▸ **GIVEN DATA**
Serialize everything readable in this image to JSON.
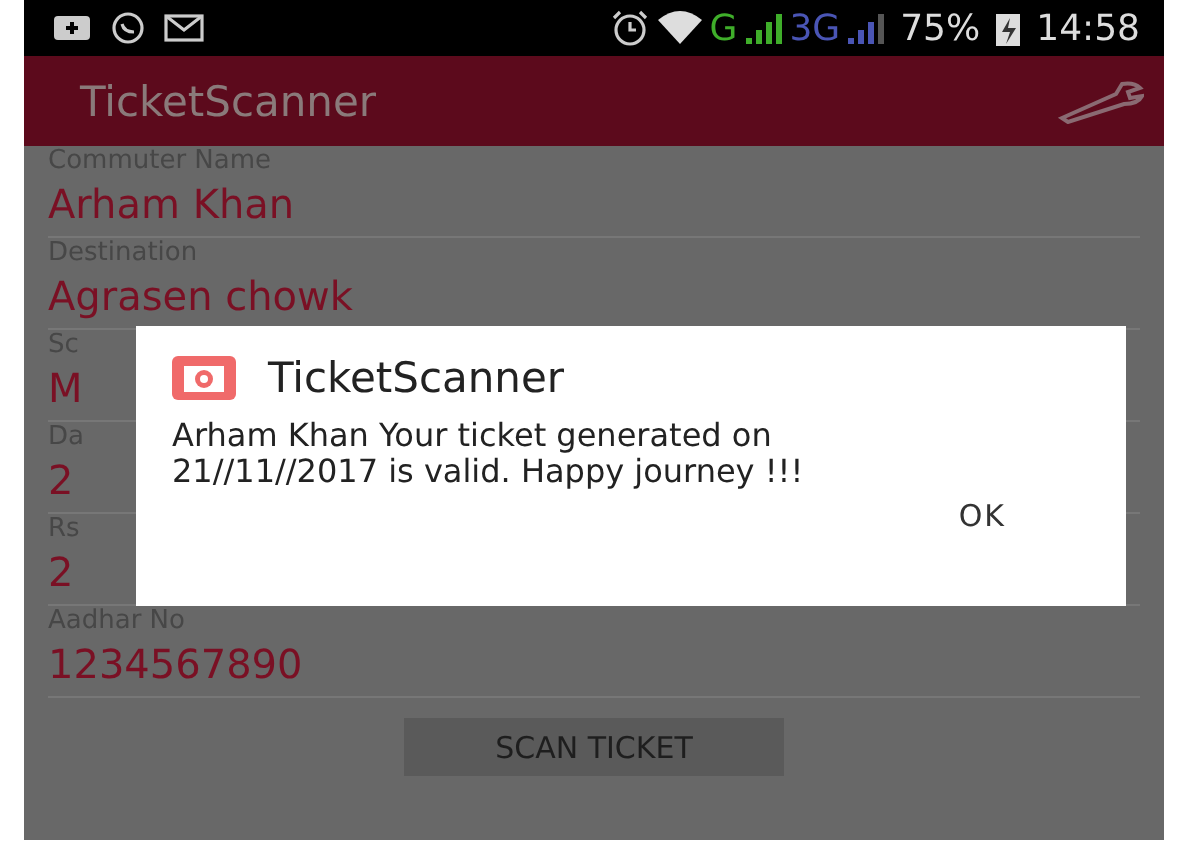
{
  "status_bar": {
    "network_g": "G",
    "network_3g": "3G",
    "battery": "75%",
    "time": "14:58"
  },
  "app_bar": {
    "title": "TicketScanner"
  },
  "fields": [
    {
      "label": "Commuter Name",
      "value": "Arham Khan"
    },
    {
      "label": "Destination",
      "value": "Agrasen chowk"
    },
    {
      "label": "Sc",
      "value": "M"
    },
    {
      "label": "Da",
      "value": "2"
    },
    {
      "label": "Rs",
      "value": "2"
    },
    {
      "label": "Aadhar No",
      "value": "1234567890"
    }
  ],
  "button": "SCAN TICKET",
  "dialog": {
    "title": "TicketScanner",
    "message": "Arham Khan Your ticket generated on  21//11//2017 is valid. Happy journey !!!",
    "button": "OK"
  }
}
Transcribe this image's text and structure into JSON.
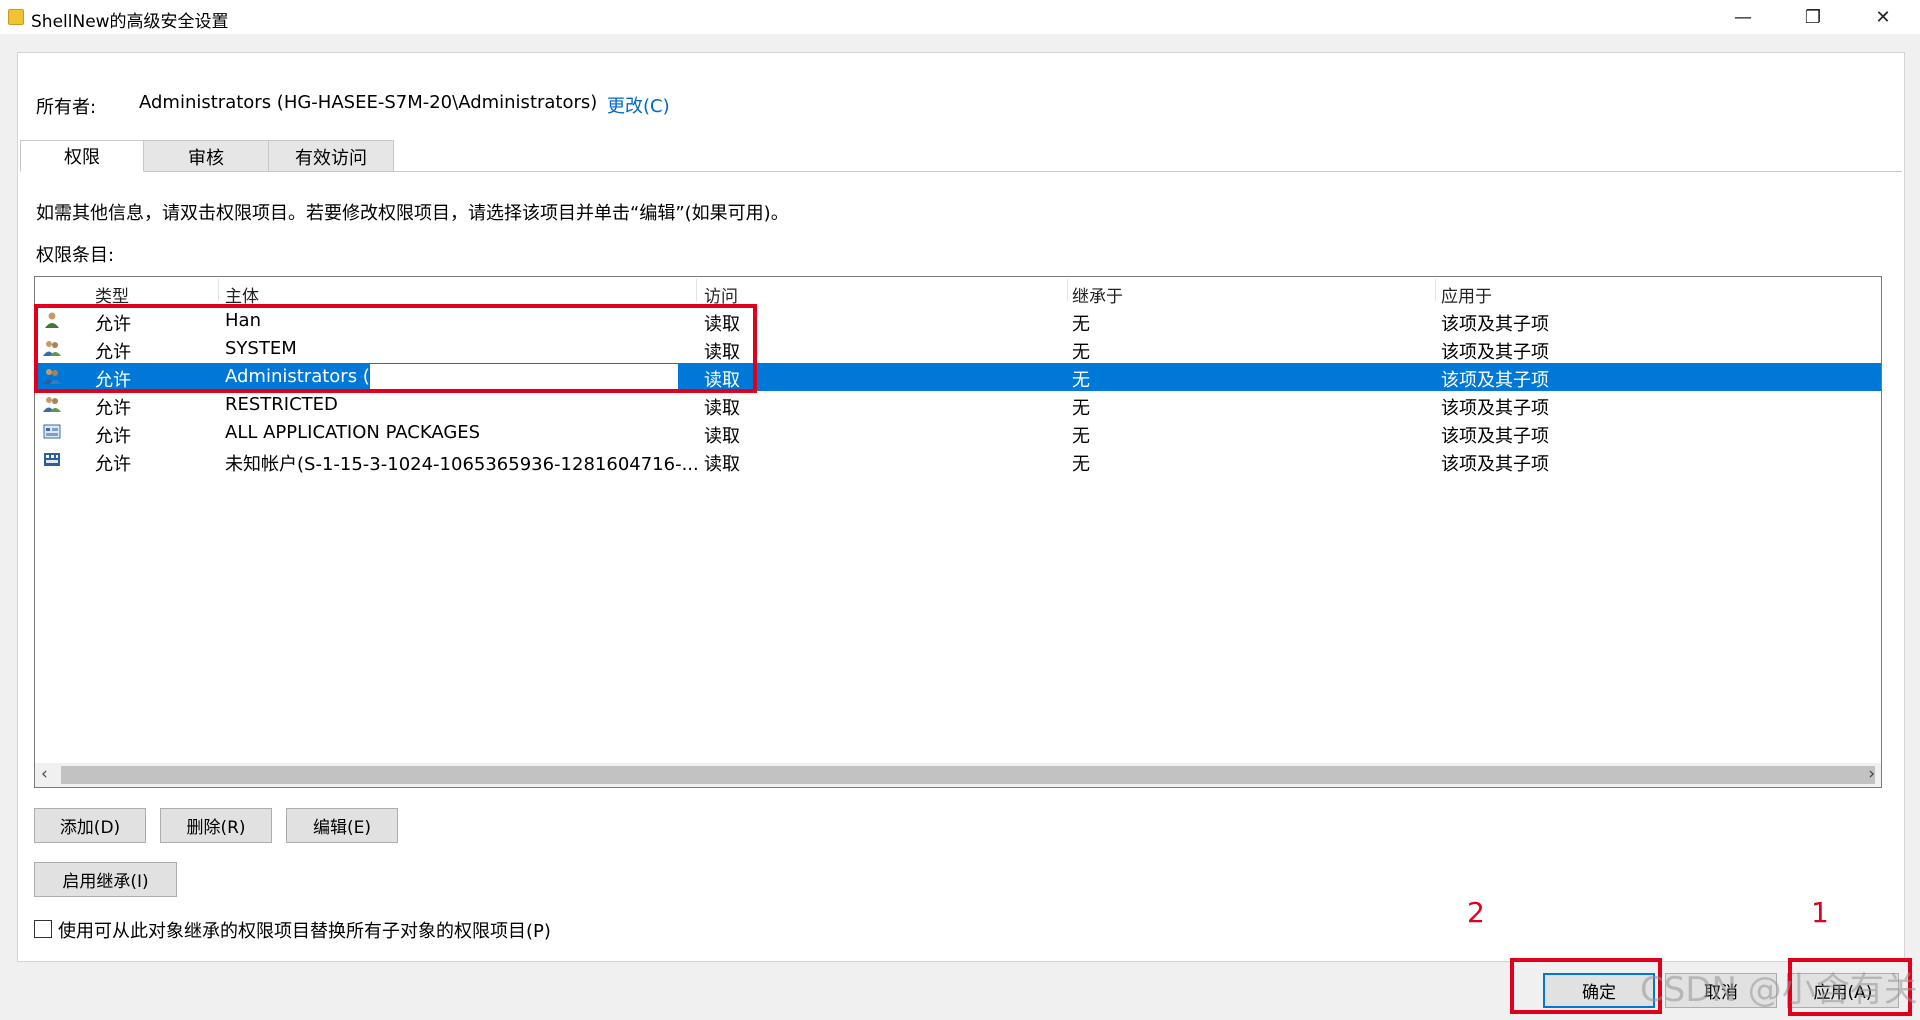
{
  "window": {
    "title": "ShellNew的高级安全设置",
    "minimize": "—",
    "restore": "❐",
    "close": "✕"
  },
  "owner": {
    "label": "所有者:",
    "value": "Administrators (HG-HASEE-S7M-20\\Administrators)",
    "change": "更改(C)"
  },
  "tabs": [
    {
      "label": "权限",
      "active": true
    },
    {
      "label": "审核",
      "active": false
    },
    {
      "label": "有效访问",
      "active": false
    }
  ],
  "info_text": "如需其他信息，请双击权限项目。若要修改权限项目，请选择该项目并单击“编辑”(如果可用)。",
  "entries_label": "权限条目:",
  "table": {
    "columns": [
      "类型",
      "主体",
      "访问",
      "继承于",
      "应用于"
    ],
    "rows": [
      {
        "icon": "user-icon",
        "type": "允许",
        "principal": "Han",
        "access": "读取",
        "inherited": "无",
        "applies": "该项及其子项"
      },
      {
        "icon": "group-icon",
        "type": "允许",
        "principal": "SYSTEM",
        "access": "读取",
        "inherited": "无",
        "applies": "该项及其子项"
      },
      {
        "icon": "group-icon",
        "type": "允许",
        "principal": "Administrators (H",
        "access": "读取",
        "inherited": "无",
        "applies": "该项及其子项",
        "selected": true
      },
      {
        "icon": "group-icon",
        "type": "允许",
        "principal": "RESTRICTED",
        "access": "读取",
        "inherited": "无",
        "applies": "该项及其子项"
      },
      {
        "icon": "app-package-icon",
        "type": "允许",
        "principal": "ALL APPLICATION PACKAGES",
        "access": "读取",
        "inherited": "无",
        "applies": "该项及其子项"
      },
      {
        "icon": "unknown-account-icon",
        "type": "允许",
        "principal": "未知帐户(S-1-15-3-1024-1065365936-1281604716-...",
        "access": "读取",
        "inherited": "无",
        "applies": "该项及其子项"
      }
    ]
  },
  "scroll": {
    "left": "‹",
    "right": "›"
  },
  "buttons": {
    "add": "添加(D)",
    "remove": "删除(R)",
    "edit": "编辑(E)",
    "enable_inheritance": "启用继承(I)",
    "ok": "确定",
    "cancel": "取消",
    "apply": "应用(A)"
  },
  "replace_checkbox": {
    "label": "使用可从此对象继承的权限项目替换所有子对象的权限项目(P)",
    "checked": false
  },
  "annotations": {
    "step1": "1",
    "step2": "2",
    "color": "#e0001b"
  },
  "watermark": "CSDN @小含有关",
  "colors": {
    "selection": "#0078d7",
    "link": "#0066cc"
  }
}
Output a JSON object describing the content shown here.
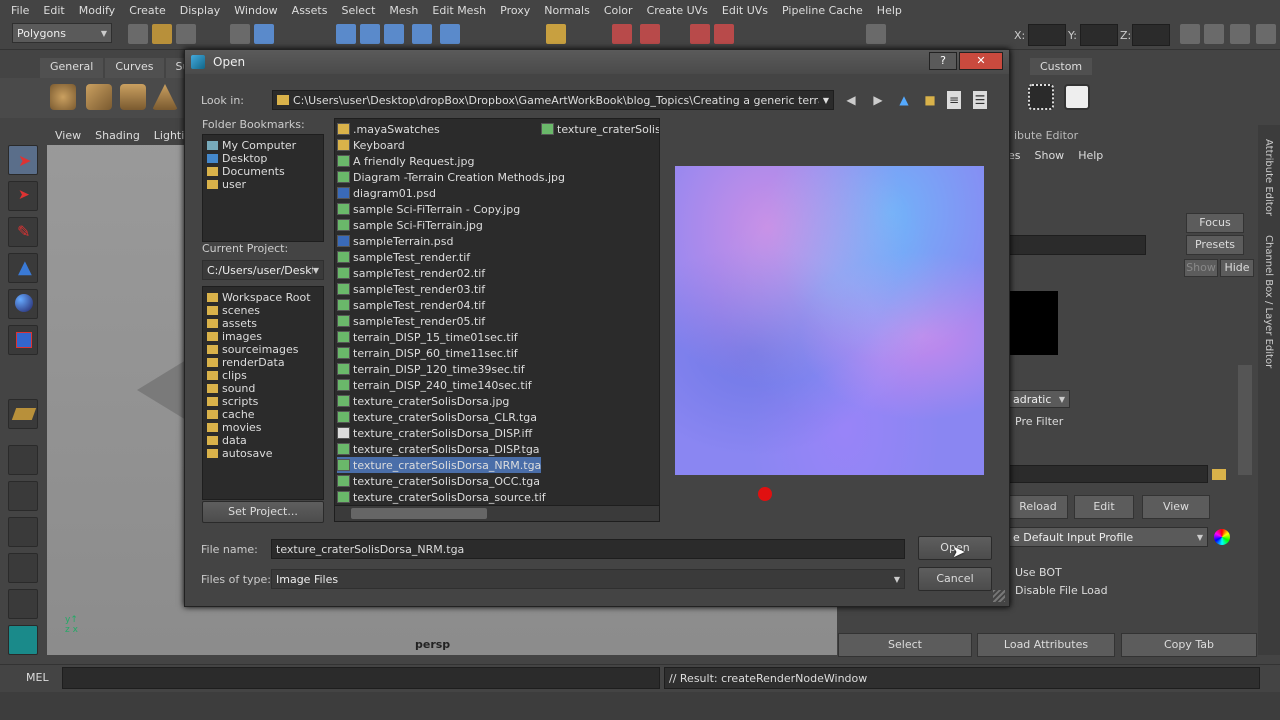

▸ **WORK TO BE COMPLETED**
Select all lines with the word "image" from the entries above.

▸ **TASK RESULT**
Serialize everything readable in this image to JSON.
Transcribe this image's text and structure into JSON.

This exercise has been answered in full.